WHAT IS ASKED — Please edit the entries below, changing every "colorbar-swatch" to "color-swatch" and leaving everything else unchanged. Omit the pictures from your answer.

DATASET RECORDS —
○ ○ ○

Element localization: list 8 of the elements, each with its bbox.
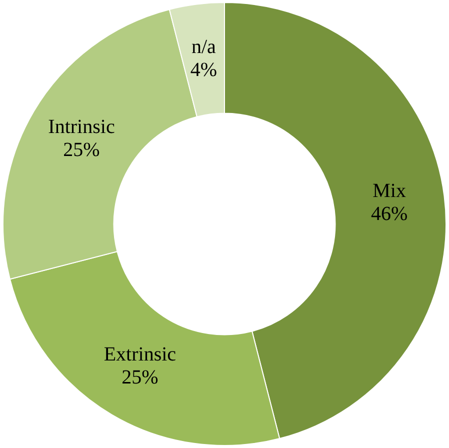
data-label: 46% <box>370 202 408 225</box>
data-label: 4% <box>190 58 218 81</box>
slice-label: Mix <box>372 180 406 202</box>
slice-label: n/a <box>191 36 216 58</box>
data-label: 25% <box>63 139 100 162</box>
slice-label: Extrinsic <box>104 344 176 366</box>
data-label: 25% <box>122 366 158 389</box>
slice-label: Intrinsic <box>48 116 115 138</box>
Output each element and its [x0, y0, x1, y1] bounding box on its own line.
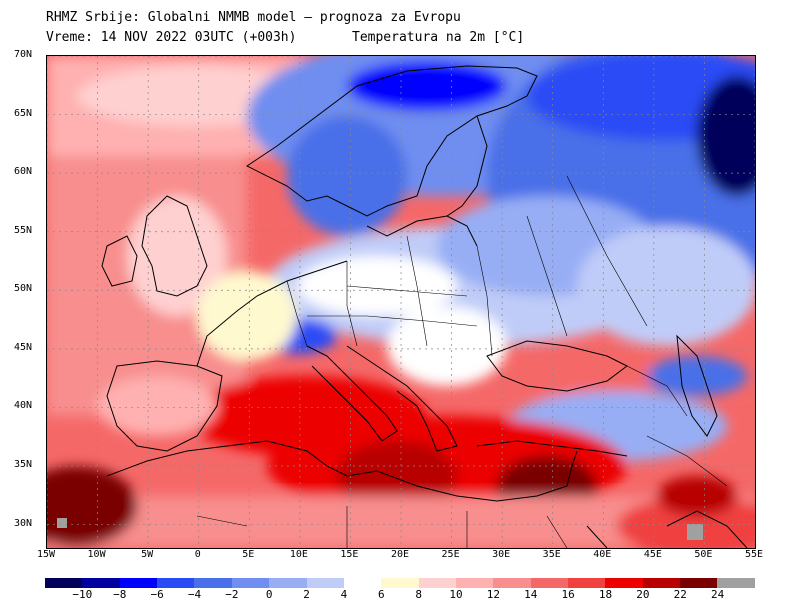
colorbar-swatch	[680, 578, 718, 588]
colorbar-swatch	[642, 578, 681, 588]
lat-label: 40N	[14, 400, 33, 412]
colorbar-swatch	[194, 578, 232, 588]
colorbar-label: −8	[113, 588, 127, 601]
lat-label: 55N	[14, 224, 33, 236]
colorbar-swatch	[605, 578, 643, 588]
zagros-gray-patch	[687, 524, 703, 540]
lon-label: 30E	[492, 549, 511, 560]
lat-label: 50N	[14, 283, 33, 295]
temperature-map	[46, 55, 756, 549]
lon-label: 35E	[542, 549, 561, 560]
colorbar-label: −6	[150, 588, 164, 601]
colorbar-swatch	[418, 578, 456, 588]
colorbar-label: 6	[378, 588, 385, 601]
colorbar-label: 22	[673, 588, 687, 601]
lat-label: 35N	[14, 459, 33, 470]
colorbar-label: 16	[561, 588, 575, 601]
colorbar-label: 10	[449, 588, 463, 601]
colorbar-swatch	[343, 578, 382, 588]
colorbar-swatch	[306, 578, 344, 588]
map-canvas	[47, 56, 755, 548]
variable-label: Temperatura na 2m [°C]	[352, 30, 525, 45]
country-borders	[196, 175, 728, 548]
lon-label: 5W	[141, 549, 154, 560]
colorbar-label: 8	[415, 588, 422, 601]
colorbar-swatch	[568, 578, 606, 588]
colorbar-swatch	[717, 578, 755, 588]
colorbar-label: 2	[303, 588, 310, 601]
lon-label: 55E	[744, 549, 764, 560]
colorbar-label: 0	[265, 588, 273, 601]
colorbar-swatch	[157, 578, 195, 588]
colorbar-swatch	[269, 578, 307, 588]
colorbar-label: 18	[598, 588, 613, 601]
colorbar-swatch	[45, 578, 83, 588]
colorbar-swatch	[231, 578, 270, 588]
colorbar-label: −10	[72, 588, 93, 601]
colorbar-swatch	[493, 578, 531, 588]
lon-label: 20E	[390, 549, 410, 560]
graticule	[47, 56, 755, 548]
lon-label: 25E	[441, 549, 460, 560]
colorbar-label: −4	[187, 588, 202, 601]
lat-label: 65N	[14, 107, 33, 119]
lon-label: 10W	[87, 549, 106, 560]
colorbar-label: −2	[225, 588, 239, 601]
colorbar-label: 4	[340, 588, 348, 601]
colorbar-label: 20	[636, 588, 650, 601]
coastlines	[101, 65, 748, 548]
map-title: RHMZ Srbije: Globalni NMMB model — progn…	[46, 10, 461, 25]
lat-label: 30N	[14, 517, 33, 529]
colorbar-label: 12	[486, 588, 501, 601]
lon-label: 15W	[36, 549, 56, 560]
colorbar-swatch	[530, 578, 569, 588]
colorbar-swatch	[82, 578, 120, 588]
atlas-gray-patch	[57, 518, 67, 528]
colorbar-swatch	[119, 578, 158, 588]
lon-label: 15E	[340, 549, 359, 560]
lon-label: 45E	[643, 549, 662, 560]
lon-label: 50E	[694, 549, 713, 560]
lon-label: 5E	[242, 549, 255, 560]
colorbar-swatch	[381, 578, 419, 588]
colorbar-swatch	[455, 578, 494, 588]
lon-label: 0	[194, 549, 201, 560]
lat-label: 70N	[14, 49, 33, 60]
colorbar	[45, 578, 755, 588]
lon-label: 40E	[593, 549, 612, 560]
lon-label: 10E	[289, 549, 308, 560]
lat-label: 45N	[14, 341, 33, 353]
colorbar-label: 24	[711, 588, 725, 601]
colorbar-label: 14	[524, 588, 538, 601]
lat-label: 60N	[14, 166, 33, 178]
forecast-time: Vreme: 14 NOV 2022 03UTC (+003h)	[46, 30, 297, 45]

○ ○ ○

TASK ANSWER —
Element localization: list 8 of the elements, each with its bbox.
data-label: 46% <box>370 202 408 225</box>
data-label: 4% <box>190 58 218 81</box>
slice-label: Mix <box>372 180 406 202</box>
slice-label: n/a <box>191 36 216 58</box>
data-label: 25% <box>63 139 100 162</box>
slice-label: Extrinsic <box>104 344 176 366</box>
data-label: 25% <box>122 366 158 389</box>
slice-label: Intrinsic <box>48 116 115 138</box>
Output each element and its [x0, y0, x1, y1] bounding box on its own line.
color-swatch	[680, 578, 718, 588]
color-swatch	[642, 578, 681, 588]
lat-label: 40N	[14, 400, 33, 412]
color-swatch	[194, 578, 232, 588]
colorbar-label: −8	[113, 588, 127, 601]
lat-label: 55N	[14, 224, 33, 236]
color-swatch	[605, 578, 643, 588]
zagros-gray-patch	[687, 524, 703, 540]
lon-label: 30E	[492, 549, 511, 560]
lat-label: 50N	[14, 283, 33, 295]
temperature-map	[46, 55, 756, 549]
lon-label: 35E	[542, 549, 561, 560]
colorbar-label: −6	[150, 588, 164, 601]
color-swatch	[418, 578, 456, 588]
colorbar-label: 6	[378, 588, 385, 601]
colorbar-label: 22	[673, 588, 687, 601]
lat-label: 35N	[14, 459, 33, 470]
colorbar-label: 16	[561, 588, 575, 601]
colorbar-label: 10	[449, 588, 463, 601]
color-swatch	[343, 578, 382, 588]
color-swatch	[306, 578, 344, 588]
map-canvas	[47, 56, 755, 548]
variable-label: Temperatura na 2m [°C]	[352, 30, 525, 45]
country-borders	[196, 175, 728, 548]
lon-label: 5W	[141, 549, 154, 560]
colorbar-label: 8	[415, 588, 422, 601]
color-swatch	[568, 578, 606, 588]
color-swatch	[717, 578, 755, 588]
colorbar-label: 2	[303, 588, 310, 601]
lon-label: 55E	[744, 549, 764, 560]
colorbar-label: 0	[265, 588, 273, 601]
color-swatch	[157, 578, 195, 588]
color-swatch	[269, 578, 307, 588]
colorbar-label: 18	[598, 588, 613, 601]
color-swatch	[45, 578, 83, 588]
color-swatch	[231, 578, 270, 588]
colorbar-label: −10	[72, 588, 93, 601]
color-swatch	[493, 578, 531, 588]
lon-label: 20E	[390, 549, 410, 560]
graticule	[47, 56, 755, 548]
lon-label: 25E	[441, 549, 460, 560]
colorbar-label: −4	[187, 588, 202, 601]
lat-label: 65N	[14, 107, 33, 119]
lon-label: 10W	[87, 549, 106, 560]
colorbar-label: −2	[225, 588, 239, 601]
colorbar-label: 4	[340, 588, 348, 601]
colorbar-label: 20	[636, 588, 650, 601]
coastlines	[101, 65, 748, 548]
map-title: RHMZ Srbije: Globalni NMMB model — progn…	[46, 10, 461, 25]
lat-label: 30N	[14, 517, 33, 529]
colorbar-label: 12	[486, 588, 501, 601]
lon-label: 15W	[36, 549, 56, 560]
color-swatch	[530, 578, 569, 588]
color-swatch	[82, 578, 120, 588]
atlas-gray-patch	[57, 518, 67, 528]
color-swatch	[119, 578, 158, 588]
lon-label: 15E	[340, 549, 359, 560]
lon-label: 45E	[643, 549, 662, 560]
lon-label: 50E	[694, 549, 713, 560]
lon-label: 5E	[242, 549, 255, 560]
color-swatch	[381, 578, 419, 588]
color-swatch	[455, 578, 494, 588]
lon-label: 0	[194, 549, 201, 560]
lat-label: 70N	[14, 49, 33, 60]
colorbar	[45, 578, 755, 588]
lon-label: 40E	[593, 549, 612, 560]
lon-label: 10E	[289, 549, 308, 560]
lat-label: 45N	[14, 341, 33, 353]
colorbar-label: 24	[711, 588, 725, 601]
colorbar-label: 14	[524, 588, 538, 601]
lat-label: 60N	[14, 166, 33, 178]
forecast-time: Vreme: 14 NOV 2022 03UTC (+003h)	[46, 30, 297, 45]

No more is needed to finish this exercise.